## Given passage
^^^^^^^^

Alberta doesn’t have to be, in the US. North America has an integrated energy market. If I needed any type of functional brain cell which I don’t, I certainly wouldn’t be able to get it from you.

MarkW
Reply to  David Middleton
October 9, 2019 7:31 am

David, I thought he was saying that if we permit the companies to sell that gas to foreigners, that would increase demand and hence prices. Which would be bad for consumers.

It’s your classic, seal the borders isolationism.

doug
Reply to  Rob
October 8, 2019 10:06 pm

Rob. check out the number of LNG plants coming online world wide, It is entirely possible the “integrated energy market” has some supply elsewhere and those dometic prices won’t bump up much.

lance
October 8, 2019 5:27 pm

Meanwhile, Prince DumbAss in Ottawa says Canada will be off fossil fuels by 2050….except the elites…

Beta Blocker
October 8, 2019 5:34 pm

Could paying $5 for a gallon of gasoline support CO2 direct air capture for conversion to liquid carbon fuels? See this article from Forbes:

Carbon Engineering – Taking CO2 Right Out Of The Air To Make Gasoline

https://www.forbes.com/sites/jamesconca/2019/10/08/carbon-engineering-taking-co2-right-out-of-the-air-to-make-gasoline/

From its pilot plant in Squamish, British Columbia, Carbon Engineering has successfully developed and demonstrated its technologies and has been removing CO2 from the atmosphere since 2015 and converting it into fuels since 2017.

This technology is not fringe, but is supported by Bill Gates, Canadian Natural Resources Limited, Occidental Petroleum and Chevron, among others.

Presently, Carbon Engineering’s Direct Air Capture system can remove a ton of CO2 from the air for about $100. Individual systems would be set to capture about a million tons of CO2 per year, requiring some tens of thousands of systems to keep up with global emissions and reduce atmospheric CO2 to normal levels by 2040.

I’m skeptical that in the near to mid term future, direct air capture combined with carbon conversion technology such as described in the Forbes article could compete economically with more traditional methods of producing gasoline and diesel. But maybe I’m wrong.

Pat Frank
Reply to  David Middleton
October 9, 2019 10:55 am

I went to the DAC site to check out their process.

Under, “How does DAC work?”, it says, “The system continuously captures CO₂ from atmospheric air and delivers a purified compressed stream of CO₂, using only water and energy as inputs.

They’re very discrete about that energy step. If they’re converting CO2 to methane using water and energy, then they’re inverting the water-gas shift reaction.

That takes considerable energy, which they’ll never recover.

Unless they’re using strictly nuclear power for that energy, or maybe hydro, their CO2 to fuel process will produce more CO2 than it consumes. Low CO2 solar power? Not a chance.

They’re also converting atmospheric CO2 into carbonate and then calcining it to get commercial grade CO2.

Why not mine the carbonate, and calcine that? Mining/calcining should be cheaper.

I’ve not looked at the economics, but would surmise that DAC technology lives off carbon-scare subsidies.

Beta Blocker
Reply to  David Middleton
October 9, 2019 2:53 pm

Dave, maybe I’m missing something in looking at your cost calculations, so please correct me if I’m off base here.

^^^^^^^^

## Problems
- A) Retype everything in the energy comment thread from "Alberta doesn’t have" down to "bad for consumers.", keeping every character unchanged.
- B) Extend the energy comment thread, picking up right after its last line.

## Listed entries
^^^^^^^^

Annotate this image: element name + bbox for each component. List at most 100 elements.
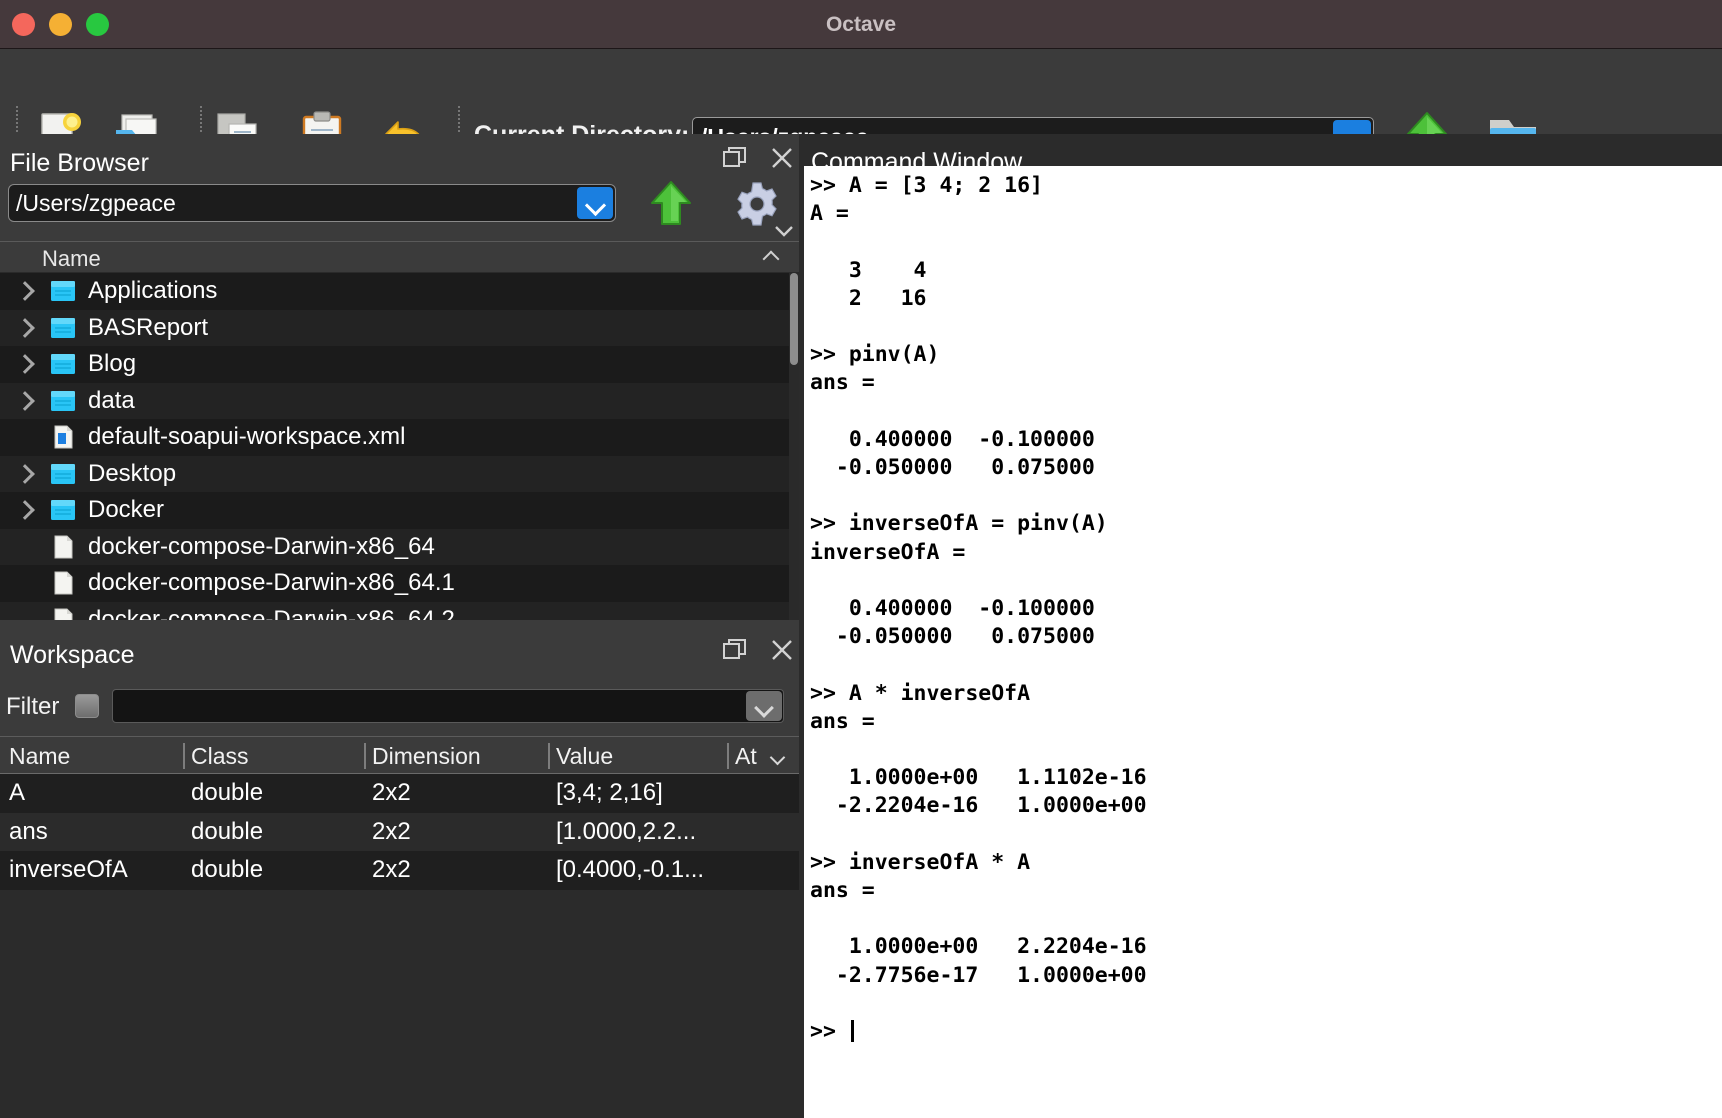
folder-icon: [51, 500, 75, 521]
workspace-filter-input[interactable]: [112, 689, 784, 723]
file-browser-close-button[interactable]: [770, 146, 794, 170]
xml-file-icon: [54, 425, 73, 449]
file-browser-item[interactable]: Docker: [0, 492, 799, 529]
column-separator[interactable]: [548, 743, 550, 769]
folder-icon: [50, 462, 76, 486]
workspace-column-header[interactable]: Class: [191, 743, 249, 770]
file-browser-path-dropdown-button[interactable]: [577, 187, 613, 219]
undock-icon: [723, 639, 746, 659]
workspace-cell-class: double: [191, 779, 264, 806]
file-browser-item[interactable]: Blog: [0, 346, 799, 383]
workspace-column-header[interactable]: Value: [556, 743, 613, 770]
file-browser-column-name: Name: [42, 246, 101, 271]
workspace-cell-name: inverseOfA: [9, 856, 128, 883]
command-window-output[interactable]: >> A = [3 4; 2 16] A = 3 4 2 16 >> pinv(…: [804, 166, 1722, 1118]
workspace-cell-class: double: [191, 817, 264, 845]
workspace-title: Workspace: [10, 641, 135, 669]
file-browser-item[interactable]: data: [0, 382, 799, 419]
file-browser-item[interactable]: docker-compose-Darwin-x86_64.1: [0, 565, 799, 602]
workspace-filter-dropdown-button[interactable]: [746, 691, 782, 721]
folder-icon: [51, 463, 75, 484]
folder-icon: [50, 352, 76, 376]
file-browser-item[interactable]: default-soapui-workspace.xml: [0, 419, 799, 456]
folder-icon: [50, 279, 76, 303]
workspace-cell-dimension: 2x2: [372, 817, 411, 845]
xml-file-icon: [50, 425, 76, 449]
folder-icon: [50, 316, 76, 340]
chevron-right-icon[interactable]: [15, 390, 35, 411]
app-title: Octave: [825, 13, 897, 36]
command-window-panel: Command Window >> A = [3 4; 2 16] A = 3 …: [799, 134, 1722, 1118]
close-icon: [772, 148, 792, 168]
workspace-cell-name: A: [9, 779, 26, 806]
file-browser-item[interactable]: docker-compose-Darwin-x86_64: [0, 528, 799, 565]
folder-icon: [51, 354, 75, 375]
column-separator[interactable]: [727, 743, 729, 769]
file-browser-up-button[interactable]: [640, 178, 702, 228]
file-browser-item-label: Applications: [88, 277, 218, 305]
folder-icon: [50, 498, 76, 522]
workspace-table-row[interactable]: Adouble 2x2 [3,4; 2,16]: [0, 774, 799, 813]
workspace-column-header[interactable]: Dimension: [372, 743, 481, 770]
workspace-table-row[interactable]: ans double 2x2 [1.0000,2.2...: [0, 813, 799, 852]
folder-icon: [51, 317, 75, 338]
column-separator[interactable]: [183, 743, 185, 769]
text-cursor: [850, 1020, 854, 1043]
workspace-table-row[interactable]: inverseOfA double 2x2 [0.4000,-0.1...: [0, 851, 799, 890]
file-browser-undock-button[interactable]: [722, 146, 748, 172]
file-browser-item-label: default-soapui-workspace.xml: [88, 423, 406, 451]
file-browser-item[interactable]: Desktop: [0, 455, 799, 492]
file-browser-list[interactable]: Applications BASReport Blog data default-soa…: [0, 273, 799, 620]
workspace-cell-value: [3,4; 2,16]: [556, 779, 663, 806]
file-browser-path-value: /Users/zgpeace: [16, 190, 176, 216]
left-dock-column: File Browser /Users/zgpeace Name Applica…: [0, 134, 799, 1118]
chevron-right-icon[interactable]: [15, 500, 35, 521]
undock-icon: [723, 147, 746, 167]
file-browser-title: File Browser: [10, 149, 149, 177]
file-icon: [50, 535, 76, 559]
file-icon: [50, 571, 76, 595]
file-browser-scroll-thumb[interactable]: [790, 273, 798, 365]
chevron-right-icon[interactable]: [15, 354, 35, 375]
file-browser-item-label: docker-compose-Darwin-x86_64: [88, 532, 435, 560]
file-browser-item[interactable]: docker-compose-Darwin-x86_64.2: [0, 601, 799, 620]
workspace-cell-dimension: 2x2: [372, 856, 411, 883]
file-browser-settings-chevron[interactable]: [772, 222, 796, 240]
file-browser-item-label: docker-compose-Darwin-x86_64.1: [88, 569, 455, 597]
file-browser-path-input[interactable]: /Users/zgpeace: [8, 184, 616, 222]
workspace-cell-class: double: [191, 856, 264, 883]
chevron-down-icon[interactable]: [769, 749, 786, 766]
file-icon: [50, 608, 76, 620]
workspace-cell-dimension: 2x2: [372, 779, 411, 806]
command-window-text: >> A = [3 4; 2 16] A = 3 4 2 16 >> pinv(…: [810, 173, 1147, 1045]
file-browser-item-label: Docker: [88, 496, 165, 524]
file-browser-column-header[interactable]: Name: [0, 241, 799, 273]
chevron-right-icon[interactable]: [15, 317, 35, 338]
workspace-undock-button[interactable]: [722, 638, 748, 664]
file-browser-item-label: Blog: [88, 350, 137, 378]
workspace-table-body[interactable]: Adouble 2x2 [3,4; 2,16] ans double 2x2 [1.0000…: [0, 774, 799, 1118]
file-browser-item-label: data: [88, 386, 135, 414]
chevron-right-icon[interactable]: [15, 281, 35, 302]
file-browser-item[interactable]: Applications: [0, 273, 799, 310]
column-separator[interactable]: [364, 743, 366, 769]
file-browser-item-label: docker-compose-Darwin-x86_64.2: [88, 605, 455, 620]
file-browser-panel: File Browser /Users/zgpeace Name Applica…: [0, 134, 799, 624]
folder-icon: [50, 389, 76, 413]
workspace-table-header[interactable]: Name Class Dimension Value At: [0, 736, 799, 774]
file-browser-scrollbar[interactable]: [789, 273, 799, 620]
workspace-close-button[interactable]: [770, 638, 794, 662]
workspace-column-header[interactable]: Name: [9, 743, 70, 770]
file-browser-item[interactable]: BASReport: [0, 309, 799, 346]
workspace-cell-value: [0.4000,-0.1...: [556, 856, 705, 883]
title-bar: Octave: [0, 0, 1722, 49]
workspace-column-header[interactable]: At: [735, 743, 757, 770]
file-browser-item-label: Desktop: [88, 459, 177, 487]
file-browser-item-label: BASReport: [88, 313, 209, 341]
file-icon: [54, 535, 73, 559]
sort-ascending-icon: [762, 250, 780, 268]
folder-icon: [51, 390, 75, 411]
chevron-right-icon[interactable]: [15, 463, 35, 484]
workspace-filter-label: Filter: [6, 693, 60, 720]
workspace-filter-toggle[interactable]: [75, 694, 99, 718]
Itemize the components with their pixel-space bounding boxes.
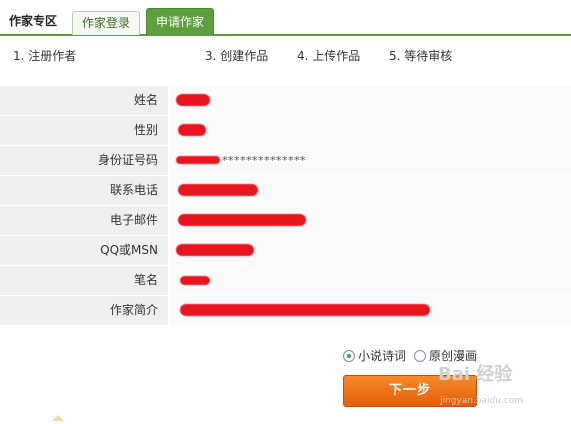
step-confirm: 2. 确认资料 — [93, 45, 203, 67]
step-review: 5. 等待审核 — [377, 45, 469, 67]
step-upload: 4. 上传作品 — [285, 45, 388, 67]
redaction-mark — [178, 214, 306, 226]
redaction-mark — [180, 276, 210, 285]
form-row-qq-msn: QQ或MSN — [0, 236, 571, 266]
redaction-mark — [180, 304, 430, 316]
radio-checked-icon[interactable] — [343, 349, 355, 362]
masked-id-text: ************** — [222, 154, 306, 167]
step-register: 1. 注册作者 — [1, 45, 102, 67]
value-phone — [168, 176, 571, 205]
tab-apply-writer[interactable]: 申请作家 — [146, 8, 215, 36]
step-review-label: 5. 等待审核 — [389, 49, 453, 63]
label-id-number: 身份证号码 — [0, 146, 168, 175]
radio-novel-poetry[interactable]: 小说诗词 — [343, 347, 406, 364]
form-row-id-number: 身份证号码 ************** — [0, 146, 571, 176]
step-progress-bar: 1. 注册作者 2. 确认资料 3. 创建作品 4. 上传作品 5. 等待审核 — [1, 45, 469, 67]
scroll-up-arrow-icon — [52, 415, 64, 421]
label-email: 电子邮件 — [0, 206, 168, 235]
form-row-bio: 作家简介 — [0, 296, 571, 326]
label-pen-name: 笔名 — [0, 266, 168, 295]
label-qq-msn: QQ或MSN — [0, 236, 168, 265]
form-row-pen-name: 笔名 — [0, 266, 571, 296]
form-row-gender: 性别 — [0, 116, 571, 146]
value-gender — [168, 116, 571, 145]
step-register-label: 1. 注册作者 — [13, 49, 77, 63]
redaction-mark — [176, 94, 210, 106]
value-name — [168, 86, 571, 115]
radio-unchecked-icon[interactable] — [414, 349, 427, 362]
value-email — [168, 206, 571, 235]
value-id-number: ************** — [168, 146, 571, 175]
label-name: 姓名 — [0, 86, 168, 115]
form-row-email: 电子邮件 — [0, 206, 571, 236]
tab-writer-login[interactable]: 作家登录 — [72, 11, 141, 35]
label-phone: 联系电话 — [0, 176, 168, 205]
label-gender: 性别 — [0, 116, 168, 145]
label-bio: 作家简介 — [0, 296, 168, 325]
profile-form: 姓名 性别 身份证号码 ************** 联系电话 电子邮件 QQ或… — [0, 86, 571, 326]
header-bar: 作家专区 作家登录 申请作家 — [0, 0, 571, 36]
step-confirm-label: 2. 确认资料 — [105, 49, 169, 63]
value-qq-msn — [168, 236, 571, 265]
value-pen-name — [168, 266, 571, 295]
value-bio — [168, 296, 571, 325]
redaction-mark — [176, 244, 254, 256]
form-row-name: 姓名 — [0, 86, 571, 116]
radio-novel-poetry-label: 小说诗词 — [358, 349, 407, 363]
zone-title: 作家专区 — [9, 14, 58, 28]
step-create-label: 3. 创建作品 — [205, 49, 269, 63]
step-create: 3. 创建作品 — [193, 45, 296, 67]
redaction-mark — [178, 184, 258, 196]
step-upload-label: 4. 上传作品 — [297, 49, 361, 63]
watermark-url: jingyan.baidu.com — [440, 396, 524, 406]
form-row-phone: 联系电话 — [0, 176, 571, 206]
redaction-mark — [178, 124, 206, 136]
baidu-watermark: Bai 经验 — [438, 364, 513, 385]
redaction-mark — [176, 156, 220, 164]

^^^^^^^^

## Written answers
- A)
Alberta doesn’t have to be, in the US. North America has an integrated energy market. If I needed any type of functional brain cell which I don’t, I certainly wouldn’t be able to get it from you.

MarkW
Reply to  David Middleton
October 9, 2019 7:31 am

David, I thought he was saying that if we permit the companies to sell that gas to foreigners, that would increase demand and hence prices. Which would be bad for consumers.

- B)
If the cost of CO2 capture is eventually brought down to $100/ton — a very optimistic figure, of course — then isn’t the raw unburdened production cost of a gallon of DAC-derived carbon fuel, per your other figures, this:

$3.79 + $0.89 = $4.68 …… roughly $5 per gallon

If we assume that the energy needed to run the CO2 capture and conversion process comes from a dedicated SMR nuclear facility colocated on the plant site, then we have to ask the question, what would be a realistic cost per gallon estimate for producing gasoline from this integrated facility?

The only way to know for sure is to do a reasonably detailed engineering feasibility design for this kind of large-scale fuel-from-air production plant, including its SMR nuclear reactors, and then to see how the numbers actually shake out.

I’ll note here that the Forbes article’s author, Dr. James Conca, is promoting SMR technology in his writings and is participating in the development of SMR’s through his technical consultant firm.

Nicholas McGinley
Reply to  David Middleton
October 9, 2019 7:33 pm

I had assumed that they are heavily subsidized or operating on some sort of grant or tax credit scheme.
Any info on that?
It seems clear that pulling CO2 from air when it is only four one hundredths of one percent would be less economical than finding a source which is already enriched in CO2, such as the stack from a FF plant, or some underground source.
Or maybe from the gigantic oversupply of hot air billowing out from the pieholes of warmistas?

Pat Frank
Reply to  David Middleton
October 10, 2019 10:02 am

Thanks, David. Very revealing analysis.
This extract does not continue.